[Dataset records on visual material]
——————
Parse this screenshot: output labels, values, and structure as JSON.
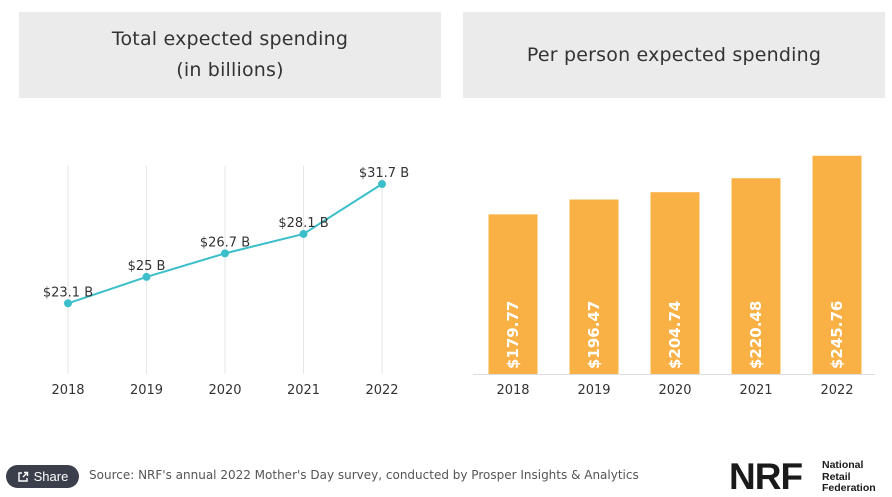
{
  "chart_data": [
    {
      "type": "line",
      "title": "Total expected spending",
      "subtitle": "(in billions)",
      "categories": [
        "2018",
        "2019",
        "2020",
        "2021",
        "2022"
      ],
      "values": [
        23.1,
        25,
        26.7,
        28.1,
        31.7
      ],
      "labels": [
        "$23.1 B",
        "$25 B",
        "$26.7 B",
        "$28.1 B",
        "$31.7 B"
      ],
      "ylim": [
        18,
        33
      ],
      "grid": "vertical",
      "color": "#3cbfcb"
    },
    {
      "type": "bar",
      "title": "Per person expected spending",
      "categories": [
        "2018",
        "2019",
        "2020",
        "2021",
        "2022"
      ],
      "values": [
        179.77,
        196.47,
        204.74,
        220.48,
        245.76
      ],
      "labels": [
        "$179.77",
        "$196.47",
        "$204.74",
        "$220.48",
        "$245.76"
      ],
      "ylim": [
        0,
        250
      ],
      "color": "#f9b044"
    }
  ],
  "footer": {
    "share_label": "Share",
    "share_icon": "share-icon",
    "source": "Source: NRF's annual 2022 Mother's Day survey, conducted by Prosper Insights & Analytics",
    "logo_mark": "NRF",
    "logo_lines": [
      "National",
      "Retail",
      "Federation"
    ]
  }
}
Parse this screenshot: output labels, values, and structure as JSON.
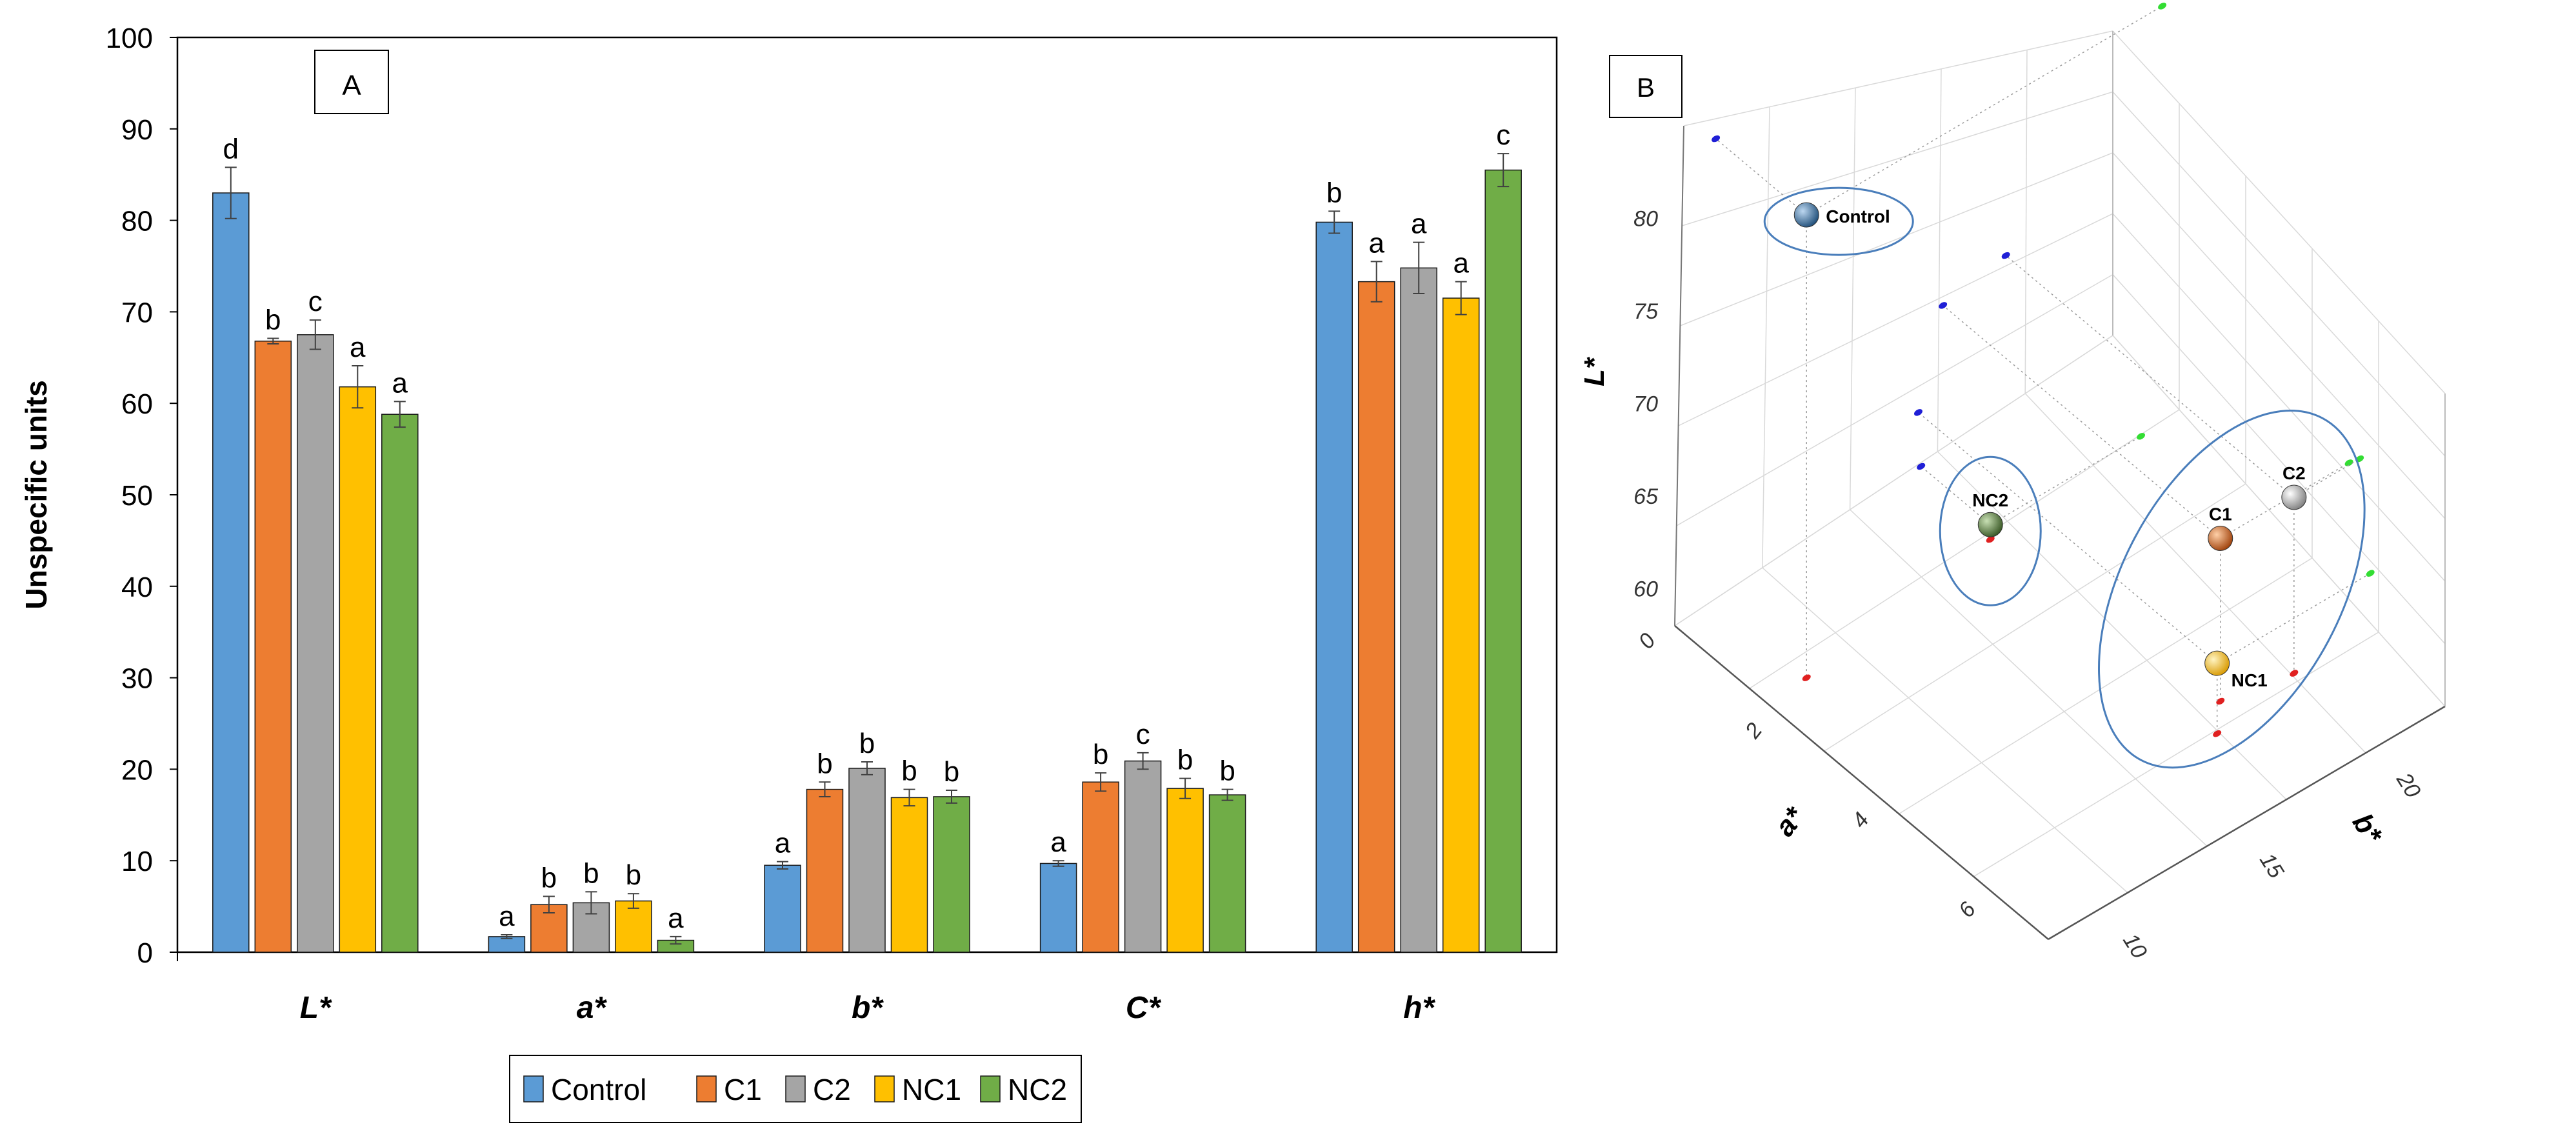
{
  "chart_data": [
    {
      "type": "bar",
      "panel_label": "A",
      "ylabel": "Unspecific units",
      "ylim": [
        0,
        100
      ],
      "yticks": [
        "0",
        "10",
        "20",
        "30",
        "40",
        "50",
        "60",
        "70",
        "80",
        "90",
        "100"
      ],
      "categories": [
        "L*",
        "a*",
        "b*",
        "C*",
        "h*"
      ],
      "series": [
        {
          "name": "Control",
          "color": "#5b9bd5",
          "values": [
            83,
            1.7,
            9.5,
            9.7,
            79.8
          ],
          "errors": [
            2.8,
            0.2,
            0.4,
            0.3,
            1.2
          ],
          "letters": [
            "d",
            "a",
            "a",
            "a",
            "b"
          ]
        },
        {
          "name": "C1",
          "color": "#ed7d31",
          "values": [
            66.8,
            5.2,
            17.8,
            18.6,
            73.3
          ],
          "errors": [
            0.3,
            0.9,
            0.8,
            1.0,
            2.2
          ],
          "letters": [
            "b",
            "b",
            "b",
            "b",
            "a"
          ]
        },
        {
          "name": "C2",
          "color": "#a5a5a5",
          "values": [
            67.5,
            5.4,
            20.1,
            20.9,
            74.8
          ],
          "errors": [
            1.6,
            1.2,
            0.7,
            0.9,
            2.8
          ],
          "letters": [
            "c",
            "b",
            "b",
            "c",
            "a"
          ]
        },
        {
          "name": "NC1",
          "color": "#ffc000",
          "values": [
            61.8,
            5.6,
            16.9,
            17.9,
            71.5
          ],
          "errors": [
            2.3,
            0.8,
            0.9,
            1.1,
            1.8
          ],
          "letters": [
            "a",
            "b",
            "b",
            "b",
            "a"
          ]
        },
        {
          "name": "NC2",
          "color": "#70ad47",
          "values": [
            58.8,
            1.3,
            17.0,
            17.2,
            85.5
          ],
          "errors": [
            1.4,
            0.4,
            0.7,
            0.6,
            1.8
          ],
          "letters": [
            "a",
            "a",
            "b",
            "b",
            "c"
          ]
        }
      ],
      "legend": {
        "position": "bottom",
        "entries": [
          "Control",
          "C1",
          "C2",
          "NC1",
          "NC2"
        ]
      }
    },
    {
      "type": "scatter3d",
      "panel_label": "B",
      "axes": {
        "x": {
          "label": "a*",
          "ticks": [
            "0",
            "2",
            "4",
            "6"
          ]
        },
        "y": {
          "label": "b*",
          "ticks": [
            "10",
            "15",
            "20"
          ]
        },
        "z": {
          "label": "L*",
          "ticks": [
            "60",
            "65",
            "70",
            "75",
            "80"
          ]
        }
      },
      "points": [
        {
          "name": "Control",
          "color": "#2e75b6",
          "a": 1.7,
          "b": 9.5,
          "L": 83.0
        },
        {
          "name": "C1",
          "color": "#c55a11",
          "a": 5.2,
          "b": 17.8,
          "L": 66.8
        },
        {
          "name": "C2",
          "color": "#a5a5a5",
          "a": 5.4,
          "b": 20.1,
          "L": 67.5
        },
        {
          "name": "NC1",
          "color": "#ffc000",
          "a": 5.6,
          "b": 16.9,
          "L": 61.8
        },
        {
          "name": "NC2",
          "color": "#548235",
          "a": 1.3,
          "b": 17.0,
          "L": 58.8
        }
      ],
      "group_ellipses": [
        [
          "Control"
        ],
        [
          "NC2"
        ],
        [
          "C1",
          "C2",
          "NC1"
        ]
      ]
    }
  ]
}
——————
> **What to work on**:
Pictures stay out; reproduce every line of the records exactly.

> **Response below**:
Parse this screenshot: output labels, values, and structure as JSON.
{
  "chart_data": [
    {
      "type": "line",
      "title": "Total expected spending",
      "subtitle": "(in billions)",
      "categories": [
        "2018",
        "2019",
        "2020",
        "2021",
        "2022"
      ],
      "values": [
        23.1,
        25,
        26.7,
        28.1,
        31.7
      ],
      "labels": [
        "$23.1 B",
        "$25 B",
        "$26.7 B",
        "$28.1 B",
        "$31.7 B"
      ],
      "ylim": [
        18,
        33
      ],
      "grid": "vertical",
      "color": "#3cbfcb"
    },
    {
      "type": "bar",
      "title": "Per person expected spending",
      "categories": [
        "2018",
        "2019",
        "2020",
        "2021",
        "2022"
      ],
      "values": [
        179.77,
        196.47,
        204.74,
        220.48,
        245.76
      ],
      "labels": [
        "$179.77",
        "$196.47",
        "$204.74",
        "$220.48",
        "$245.76"
      ],
      "ylim": [
        0,
        250
      ],
      "color": "#f9b044"
    }
  ],
  "footer": {
    "share_label": "Share",
    "share_icon": "share-icon",
    "source": "Source: NRF's annual 2022 Mother's Day survey, conducted by Prosper Insights & Analytics",
    "logo_mark": "NRF",
    "logo_lines": [
      "National",
      "Retail",
      "Federation"
    ]
  }
}
Parse this screenshot: output labels, values, and structure as JSON.
{
  "chart_data": [
    {
      "type": "bar",
      "panel_label": "A",
      "ylabel": "Unspecific units",
      "ylim": [
        0,
        100
      ],
      "yticks": [
        "0",
        "10",
        "20",
        "30",
        "40",
        "50",
        "60",
        "70",
        "80",
        "90",
        "100"
      ],
      "categories": [
        "L*",
        "a*",
        "b*",
        "C*",
        "h*"
      ],
      "series": [
        {
          "name": "Control",
          "color": "#5b9bd5",
          "values": [
            83,
            1.7,
            9.5,
            9.7,
            79.8
          ],
          "errors": [
            2.8,
            0.2,
            0.4,
            0.3,
            1.2
          ],
          "letters": [
            "d",
            "a",
            "a",
            "a",
            "b"
          ]
        },
        {
          "name": "C1",
          "color": "#ed7d31",
          "values": [
            66.8,
            5.2,
            17.8,
            18.6,
            73.3
          ],
          "errors": [
            0.3,
            0.9,
            0.8,
            1.0,
            2.2
          ],
          "letters": [
            "b",
            "b",
            "b",
            "b",
            "a"
          ]
        },
        {
          "name": "C2",
          "color": "#a5a5a5",
          "values": [
            67.5,
            5.4,
            20.1,
            20.9,
            74.8
          ],
          "errors": [
            1.6,
            1.2,
            0.7,
            0.9,
            2.8
          ],
          "letters": [
            "c",
            "b",
            "b",
            "c",
            "a"
          ]
        },
        {
          "name": "NC1",
          "color": "#ffc000",
          "values": [
            61.8,
            5.6,
            16.9,
            17.9,
            71.5
          ],
          "errors": [
            2.3,
            0.8,
            0.9,
            1.1,
            1.8
          ],
          "letters": [
            "a",
            "b",
            "b",
            "b",
            "a"
          ]
        },
        {
          "name": "NC2",
          "color": "#70ad47",
          "values": [
            58.8,
            1.3,
            17.0,
            17.2,
            85.5
          ],
          "errors": [
            1.4,
            0.4,
            0.7,
            0.6,
            1.8
          ],
          "letters": [
            "a",
            "a",
            "b",
            "b",
            "c"
          ]
        }
      ],
      "legend": {
        "position": "bottom",
        "entries": [
          "Control",
          "C1",
          "C2",
          "NC1",
          "NC2"
        ]
      }
    },
    {
      "type": "scatter3d",
      "panel_label": "B",
      "axes": {
        "x": {
          "label": "a*",
          "ticks": [
            "0",
            "2",
            "4",
            "6"
          ]
        },
        "y": {
          "label": "b*",
          "ticks": [
            "10",
            "15",
            "20"
          ]
        },
        "z": {
          "label": "L*",
          "ticks": [
            "60",
            "65",
            "70",
            "75",
            "80"
          ]
        }
      },
      "points": [
        {
          "name": "Control",
          "color": "#2e75b6",
          "a": 1.7,
          "b": 9.5,
          "L": 83.0
        },
        {
          "name": "C1",
          "color": "#c55a11",
          "a": 5.2,
          "b": 17.8,
          "L": 66.8
        },
        {
          "name": "C2",
          "color": "#a5a5a5",
          "a": 5.4,
          "b": 20.1,
          "L": 67.5
        },
        {
          "name": "NC1",
          "color": "#ffc000",
          "a": 5.6,
          "b": 16.9,
          "L": 61.8
        },
        {
          "name": "NC2",
          "color": "#548235",
          "a": 1.3,
          "b": 17.0,
          "L": 58.8
        }
      ],
      "group_ellipses": [
        [
          "Control"
        ],
        [
          "NC2"
        ],
        [
          "C1",
          "C2",
          "NC1"
        ]
      ]
    }
  ]
}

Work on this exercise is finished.